Structured figure records:

· · · ·

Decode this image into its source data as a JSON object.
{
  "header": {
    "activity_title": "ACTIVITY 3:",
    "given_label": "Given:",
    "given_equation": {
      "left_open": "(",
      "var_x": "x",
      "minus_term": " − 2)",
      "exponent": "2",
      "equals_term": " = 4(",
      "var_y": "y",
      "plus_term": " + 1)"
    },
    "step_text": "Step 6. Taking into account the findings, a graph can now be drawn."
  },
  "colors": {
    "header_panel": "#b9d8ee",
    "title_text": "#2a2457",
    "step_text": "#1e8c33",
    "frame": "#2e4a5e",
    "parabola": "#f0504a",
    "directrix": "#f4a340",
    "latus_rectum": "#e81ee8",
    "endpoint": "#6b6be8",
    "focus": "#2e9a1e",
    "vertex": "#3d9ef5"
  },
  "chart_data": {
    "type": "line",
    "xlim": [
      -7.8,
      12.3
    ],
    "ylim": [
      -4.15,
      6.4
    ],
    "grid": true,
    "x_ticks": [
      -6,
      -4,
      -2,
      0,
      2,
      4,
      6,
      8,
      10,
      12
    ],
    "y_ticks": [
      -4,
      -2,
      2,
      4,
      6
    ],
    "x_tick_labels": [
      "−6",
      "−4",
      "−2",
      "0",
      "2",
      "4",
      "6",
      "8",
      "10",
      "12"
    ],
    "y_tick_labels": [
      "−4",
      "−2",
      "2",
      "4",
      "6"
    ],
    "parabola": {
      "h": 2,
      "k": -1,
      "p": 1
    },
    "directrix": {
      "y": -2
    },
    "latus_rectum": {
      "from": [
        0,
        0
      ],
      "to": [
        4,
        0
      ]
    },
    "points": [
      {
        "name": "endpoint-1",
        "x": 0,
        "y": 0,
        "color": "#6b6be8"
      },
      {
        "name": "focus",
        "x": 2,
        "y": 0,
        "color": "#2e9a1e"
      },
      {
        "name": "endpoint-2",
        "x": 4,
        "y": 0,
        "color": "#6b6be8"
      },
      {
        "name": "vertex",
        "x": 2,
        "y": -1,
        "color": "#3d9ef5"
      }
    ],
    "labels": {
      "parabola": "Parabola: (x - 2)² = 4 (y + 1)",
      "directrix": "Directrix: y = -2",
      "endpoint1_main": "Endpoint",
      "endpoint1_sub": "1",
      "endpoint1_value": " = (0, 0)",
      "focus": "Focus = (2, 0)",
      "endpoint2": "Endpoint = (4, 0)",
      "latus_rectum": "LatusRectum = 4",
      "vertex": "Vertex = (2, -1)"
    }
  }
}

· · · ·

Say how many lines above contain the string "parabola". Answer with the number only.

◆ Result below: 3